### Goal:
Pick out every line that holds the string "xlabel" and copy it.

### Data extract:

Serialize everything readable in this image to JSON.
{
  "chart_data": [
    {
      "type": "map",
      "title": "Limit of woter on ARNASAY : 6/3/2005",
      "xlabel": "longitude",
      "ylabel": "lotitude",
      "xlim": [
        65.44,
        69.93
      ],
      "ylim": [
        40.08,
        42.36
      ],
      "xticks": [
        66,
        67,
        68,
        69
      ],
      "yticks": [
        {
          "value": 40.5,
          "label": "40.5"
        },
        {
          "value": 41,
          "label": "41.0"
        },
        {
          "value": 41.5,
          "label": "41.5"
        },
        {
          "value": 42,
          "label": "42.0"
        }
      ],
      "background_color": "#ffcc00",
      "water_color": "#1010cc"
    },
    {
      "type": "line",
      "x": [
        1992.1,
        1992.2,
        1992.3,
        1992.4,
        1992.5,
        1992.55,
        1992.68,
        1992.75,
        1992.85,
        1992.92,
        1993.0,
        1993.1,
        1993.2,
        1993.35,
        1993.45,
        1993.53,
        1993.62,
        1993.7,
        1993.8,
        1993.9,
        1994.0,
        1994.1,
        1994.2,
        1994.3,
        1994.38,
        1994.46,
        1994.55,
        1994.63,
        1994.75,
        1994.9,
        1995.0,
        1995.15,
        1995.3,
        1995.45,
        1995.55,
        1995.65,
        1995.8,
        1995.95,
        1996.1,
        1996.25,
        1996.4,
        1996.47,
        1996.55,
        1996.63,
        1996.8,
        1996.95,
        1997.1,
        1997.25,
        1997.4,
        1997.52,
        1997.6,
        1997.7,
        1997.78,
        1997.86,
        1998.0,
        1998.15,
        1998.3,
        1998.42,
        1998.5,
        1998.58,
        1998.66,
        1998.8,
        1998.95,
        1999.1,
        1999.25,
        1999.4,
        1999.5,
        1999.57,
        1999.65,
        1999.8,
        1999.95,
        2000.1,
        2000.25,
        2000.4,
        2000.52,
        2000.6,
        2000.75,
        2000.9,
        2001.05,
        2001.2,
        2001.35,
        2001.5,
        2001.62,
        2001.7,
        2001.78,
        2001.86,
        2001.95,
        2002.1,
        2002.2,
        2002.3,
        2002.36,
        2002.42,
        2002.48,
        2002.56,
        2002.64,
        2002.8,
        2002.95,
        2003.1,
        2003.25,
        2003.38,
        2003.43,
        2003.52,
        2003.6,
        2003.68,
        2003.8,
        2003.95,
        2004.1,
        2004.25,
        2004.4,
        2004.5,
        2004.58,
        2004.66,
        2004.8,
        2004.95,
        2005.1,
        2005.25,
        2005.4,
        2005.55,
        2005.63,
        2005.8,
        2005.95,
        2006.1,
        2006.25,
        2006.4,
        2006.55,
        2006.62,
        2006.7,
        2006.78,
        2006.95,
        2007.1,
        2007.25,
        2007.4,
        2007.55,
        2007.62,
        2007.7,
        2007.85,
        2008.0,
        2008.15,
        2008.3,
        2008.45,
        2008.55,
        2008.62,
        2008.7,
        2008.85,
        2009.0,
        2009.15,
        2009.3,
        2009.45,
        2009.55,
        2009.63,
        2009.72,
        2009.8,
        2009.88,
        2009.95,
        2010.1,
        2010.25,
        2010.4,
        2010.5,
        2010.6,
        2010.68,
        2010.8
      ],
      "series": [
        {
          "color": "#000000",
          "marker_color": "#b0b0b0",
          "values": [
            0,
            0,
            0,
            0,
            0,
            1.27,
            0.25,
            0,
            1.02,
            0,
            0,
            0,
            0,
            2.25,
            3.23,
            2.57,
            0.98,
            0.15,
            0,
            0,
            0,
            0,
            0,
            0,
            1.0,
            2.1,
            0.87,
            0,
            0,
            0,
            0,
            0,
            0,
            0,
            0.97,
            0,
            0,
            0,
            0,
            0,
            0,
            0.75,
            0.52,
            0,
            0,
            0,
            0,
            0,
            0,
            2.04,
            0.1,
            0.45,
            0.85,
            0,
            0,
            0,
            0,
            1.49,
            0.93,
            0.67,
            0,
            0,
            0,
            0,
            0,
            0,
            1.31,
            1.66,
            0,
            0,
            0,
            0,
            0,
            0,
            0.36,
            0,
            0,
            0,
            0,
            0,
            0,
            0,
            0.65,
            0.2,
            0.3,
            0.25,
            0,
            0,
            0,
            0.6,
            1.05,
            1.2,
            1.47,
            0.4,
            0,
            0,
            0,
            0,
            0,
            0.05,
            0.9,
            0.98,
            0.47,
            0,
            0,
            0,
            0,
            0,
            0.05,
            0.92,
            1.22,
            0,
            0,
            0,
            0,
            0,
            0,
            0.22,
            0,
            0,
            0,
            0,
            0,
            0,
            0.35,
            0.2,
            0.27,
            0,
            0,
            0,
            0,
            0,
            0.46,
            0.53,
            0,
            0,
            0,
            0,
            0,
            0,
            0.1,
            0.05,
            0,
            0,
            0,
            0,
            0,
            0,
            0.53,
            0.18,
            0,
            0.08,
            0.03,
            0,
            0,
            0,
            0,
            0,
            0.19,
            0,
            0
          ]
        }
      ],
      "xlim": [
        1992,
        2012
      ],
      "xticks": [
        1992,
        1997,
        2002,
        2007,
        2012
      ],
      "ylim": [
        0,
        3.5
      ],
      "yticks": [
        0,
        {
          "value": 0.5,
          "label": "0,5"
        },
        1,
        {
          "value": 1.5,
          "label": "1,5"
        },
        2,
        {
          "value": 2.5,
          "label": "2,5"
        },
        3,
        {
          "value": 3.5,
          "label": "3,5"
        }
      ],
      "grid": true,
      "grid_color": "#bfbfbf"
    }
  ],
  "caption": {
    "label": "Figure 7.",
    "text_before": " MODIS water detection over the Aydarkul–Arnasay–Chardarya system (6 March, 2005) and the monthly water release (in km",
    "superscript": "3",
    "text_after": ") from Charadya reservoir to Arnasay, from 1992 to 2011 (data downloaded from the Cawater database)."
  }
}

==

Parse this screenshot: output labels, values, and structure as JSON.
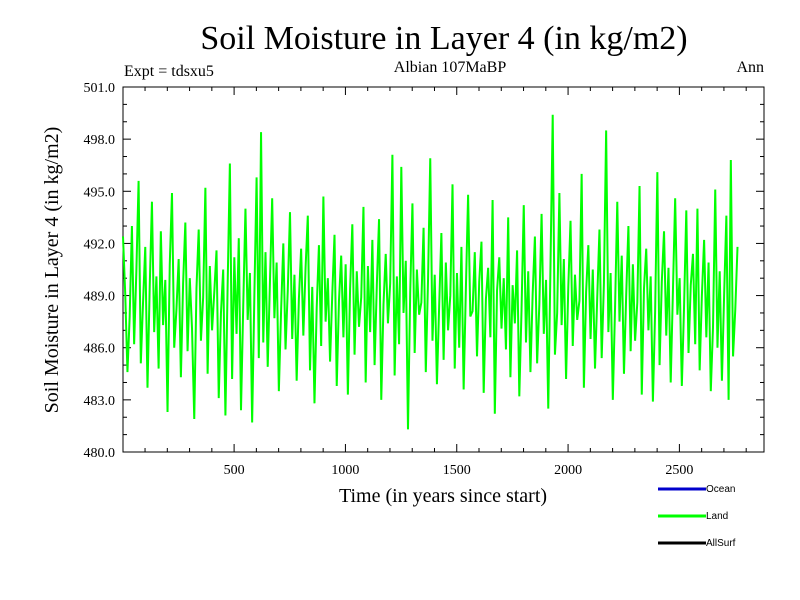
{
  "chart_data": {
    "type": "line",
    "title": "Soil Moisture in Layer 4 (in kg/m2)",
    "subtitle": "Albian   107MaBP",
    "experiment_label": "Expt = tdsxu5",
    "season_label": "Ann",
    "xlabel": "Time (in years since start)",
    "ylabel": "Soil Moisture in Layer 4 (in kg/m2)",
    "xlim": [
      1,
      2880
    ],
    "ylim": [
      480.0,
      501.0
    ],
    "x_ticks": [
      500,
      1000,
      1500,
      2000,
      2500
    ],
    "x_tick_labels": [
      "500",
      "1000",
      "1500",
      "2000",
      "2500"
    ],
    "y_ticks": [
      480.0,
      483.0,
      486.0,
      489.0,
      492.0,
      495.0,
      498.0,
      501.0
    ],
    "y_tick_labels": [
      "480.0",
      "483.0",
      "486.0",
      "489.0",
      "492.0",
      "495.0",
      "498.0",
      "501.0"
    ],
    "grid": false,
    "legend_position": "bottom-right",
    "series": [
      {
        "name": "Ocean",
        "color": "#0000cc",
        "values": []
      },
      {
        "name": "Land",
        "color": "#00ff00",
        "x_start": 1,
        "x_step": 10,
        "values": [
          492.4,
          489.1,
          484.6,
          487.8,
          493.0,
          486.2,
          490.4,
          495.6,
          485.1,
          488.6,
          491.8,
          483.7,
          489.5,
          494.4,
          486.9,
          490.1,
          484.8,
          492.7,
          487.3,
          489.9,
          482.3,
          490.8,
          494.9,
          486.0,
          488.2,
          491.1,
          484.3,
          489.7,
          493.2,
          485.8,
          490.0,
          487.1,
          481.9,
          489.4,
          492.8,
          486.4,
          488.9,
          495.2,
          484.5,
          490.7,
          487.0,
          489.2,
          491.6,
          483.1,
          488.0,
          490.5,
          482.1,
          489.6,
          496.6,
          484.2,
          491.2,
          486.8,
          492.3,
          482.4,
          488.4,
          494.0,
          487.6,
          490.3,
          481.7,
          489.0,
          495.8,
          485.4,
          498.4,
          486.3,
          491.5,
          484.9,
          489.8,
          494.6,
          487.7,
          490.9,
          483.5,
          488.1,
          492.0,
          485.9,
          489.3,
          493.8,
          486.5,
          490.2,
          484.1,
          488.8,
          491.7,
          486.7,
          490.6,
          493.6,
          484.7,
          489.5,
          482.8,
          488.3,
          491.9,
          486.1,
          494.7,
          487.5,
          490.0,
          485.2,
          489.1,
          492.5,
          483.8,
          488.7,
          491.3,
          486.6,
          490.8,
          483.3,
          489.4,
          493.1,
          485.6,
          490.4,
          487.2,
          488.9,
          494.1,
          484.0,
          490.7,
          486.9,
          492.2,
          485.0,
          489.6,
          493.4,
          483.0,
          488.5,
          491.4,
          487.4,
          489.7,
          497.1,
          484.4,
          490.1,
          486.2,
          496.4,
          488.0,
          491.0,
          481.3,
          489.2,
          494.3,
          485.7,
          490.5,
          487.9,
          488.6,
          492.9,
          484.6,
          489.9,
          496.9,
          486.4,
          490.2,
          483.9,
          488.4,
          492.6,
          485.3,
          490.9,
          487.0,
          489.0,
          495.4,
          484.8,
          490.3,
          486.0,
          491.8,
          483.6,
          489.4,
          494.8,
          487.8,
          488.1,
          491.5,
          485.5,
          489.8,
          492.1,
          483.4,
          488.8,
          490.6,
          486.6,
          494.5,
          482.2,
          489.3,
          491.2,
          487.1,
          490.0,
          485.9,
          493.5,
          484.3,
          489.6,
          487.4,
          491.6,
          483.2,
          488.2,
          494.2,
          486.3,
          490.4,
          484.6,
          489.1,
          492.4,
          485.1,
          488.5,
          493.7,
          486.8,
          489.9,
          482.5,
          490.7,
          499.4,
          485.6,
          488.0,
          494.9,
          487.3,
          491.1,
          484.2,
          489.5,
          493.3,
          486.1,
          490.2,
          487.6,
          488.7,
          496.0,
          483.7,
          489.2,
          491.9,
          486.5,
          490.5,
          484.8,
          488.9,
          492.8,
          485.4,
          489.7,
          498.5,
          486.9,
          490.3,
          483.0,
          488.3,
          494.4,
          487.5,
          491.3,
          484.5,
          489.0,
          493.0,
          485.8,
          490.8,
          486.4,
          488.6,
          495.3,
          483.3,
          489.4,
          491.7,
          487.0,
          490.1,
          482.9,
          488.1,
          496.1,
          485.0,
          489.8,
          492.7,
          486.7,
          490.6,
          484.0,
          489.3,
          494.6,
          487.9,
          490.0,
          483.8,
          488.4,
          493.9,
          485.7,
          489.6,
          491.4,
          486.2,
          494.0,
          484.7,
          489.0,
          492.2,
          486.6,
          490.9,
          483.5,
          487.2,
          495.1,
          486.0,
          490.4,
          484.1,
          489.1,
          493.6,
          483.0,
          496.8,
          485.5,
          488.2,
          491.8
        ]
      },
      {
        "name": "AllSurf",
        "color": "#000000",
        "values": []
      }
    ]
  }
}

### Result below:
      "xlabel": "longitude",
    "xlabel": "Time (in years since start)",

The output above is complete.